=== Problem to work on ===
Take each line that has the word "then" and return it.

=== Provided data ===
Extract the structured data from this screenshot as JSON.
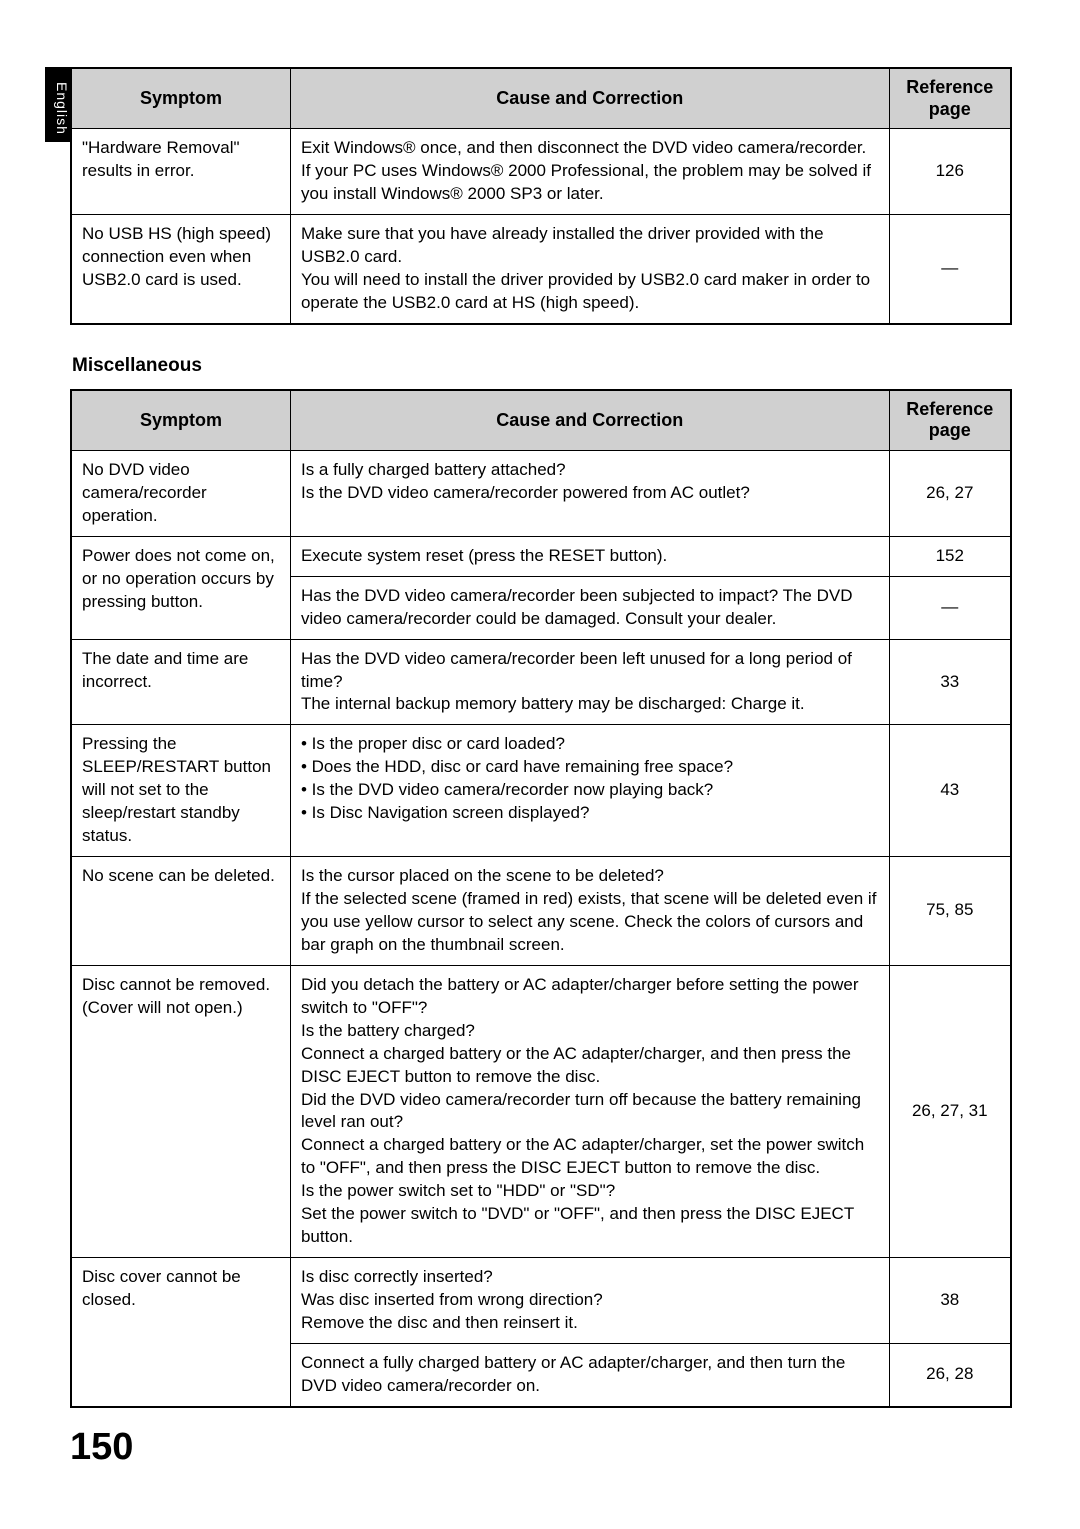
{
  "side_tab": "English",
  "page_number": "150",
  "table1": {
    "headers": {
      "symptom": "Symptom",
      "cause": "Cause and Correction",
      "ref": "Reference page"
    },
    "rows": [
      {
        "symptom": "\"Hardware Removal\" results in error.",
        "cause": "Exit Windows® once, and then disconnect the DVD video camera/recorder. If your PC uses Windows® 2000 Professional, the problem may be solved if you install Windows® 2000 SP3 or later.",
        "ref": "126"
      },
      {
        "symptom": "No USB HS (high speed) connection even when USB2.0 card is used.",
        "cause": "Make sure that you have already installed the driver provided with the USB2.0 card.\nYou will need to install the driver provided by USB2.0 card maker in order to operate the USB2.0 card at HS (high speed).",
        "ref": "—"
      }
    ]
  },
  "section_heading": "Miscellaneous",
  "table2": {
    "headers": {
      "symptom": "Symptom",
      "cause": "Cause and Correction",
      "ref": "Reference page"
    },
    "rows": [
      {
        "symptom": "No DVD video camera/recorder operation.",
        "cause": "Is a fully charged battery attached?\nIs the DVD video camera/recorder powered from AC outlet?",
        "ref": "26, 27",
        "symptom_rowspan": 1
      },
      {
        "symptom": "Power does not come on, or no operation occurs by pressing button.",
        "cause": "Execute system reset (press the RESET button).",
        "ref": "152",
        "symptom_rowspan": 2
      },
      {
        "cause": "Has the DVD video camera/recorder been subjected to impact? The DVD video camera/recorder could be damaged. Consult your dealer.",
        "ref": "—"
      },
      {
        "symptom": "The date and time are incorrect.",
        "cause": "Has the DVD video camera/recorder been left unused for a long period of time?\nThe internal backup memory battery may be discharged: Charge it.",
        "ref": "33",
        "symptom_rowspan": 1
      },
      {
        "symptom": "Pressing the SLEEP/RESTART button will not set to the sleep/restart standby status.",
        "cause_bullets": [
          "Is the proper disc or card loaded?",
          "Does the HDD, disc or card have remaining free space?",
          "Is the DVD video camera/recorder now playing back?",
          "Is Disc Navigation screen displayed?"
        ],
        "ref": "43",
        "symptom_rowspan": 1
      },
      {
        "symptom": "No scene can be deleted.",
        "cause": "Is the cursor placed on the scene to be deleted?\nIf the selected scene (framed in red) exists, that scene will be deleted even if you use yellow cursor to select any scene. Check the colors of cursors and bar graph on the thumbnail screen.",
        "ref": "75, 85",
        "symptom_rowspan": 1
      },
      {
        "symptom": "Disc cannot be removed.\n(Cover will not open.)",
        "cause": "Did you detach the battery or AC adapter/charger before setting the power switch to \"OFF\"?\nIs the battery charged?\nConnect a charged battery or the AC adapter/charger, and then press the DISC EJECT button to remove the disc.\nDid the DVD video camera/recorder turn off because the battery remaining level ran out?\nConnect a charged battery or the AC adapter/charger, set the power switch to \"OFF\", and then press the DISC EJECT button to remove the disc.\nIs the power switch set to \"HDD\" or \"SD\"?\nSet the power switch to \"DVD\" or \"OFF\", and then press the DISC EJECT button.",
        "ref": "26, 27, 31",
        "symptom_rowspan": 1
      },
      {
        "symptom": "Disc cover cannot be closed.",
        "cause": "Is disc correctly inserted?\nWas disc inserted from wrong direction?\nRemove the disc and then reinsert it.",
        "ref": "38",
        "symptom_rowspan": 2
      },
      {
        "cause": "Connect a fully charged battery or AC adapter/charger, and then turn the DVD video camera/recorder on.",
        "ref": "26, 28"
      }
    ]
  }
}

=== Response to this task ===
        "cause": "Exit Windows® once, and then disconnect the DVD video camera/recorder. If your PC uses Windows® 2000 Professional, the problem may be solved if you install Windows® 2000 SP3 or later.",
        "cause": "Did you detach the battery or AC adapter/charger before setting the power switch to \"OFF\"?\nIs the battery charged?\nConnect a charged battery or the AC adapter/charger, and then press the DISC EJECT button to remove the disc.\nDid the DVD video camera/recorder turn off because the battery remaining level ran out?\nConnect a charged battery or the AC adapter/charger, set the power switch to \"OFF\", and then press the DISC EJECT button to remove the disc.\nIs the power switch set to \"HDD\" or \"SD\"?\nSet the power switch to \"DVD\" or \"OFF\", and then press the DISC EJECT button.",
        "cause": "Is disc correctly inserted?\nWas disc inserted from wrong direction?\nRemove the disc and then reinsert it.",
        "cause": "Connect a fully charged battery or AC adapter/charger, and then turn the DVD video camera/recorder on.",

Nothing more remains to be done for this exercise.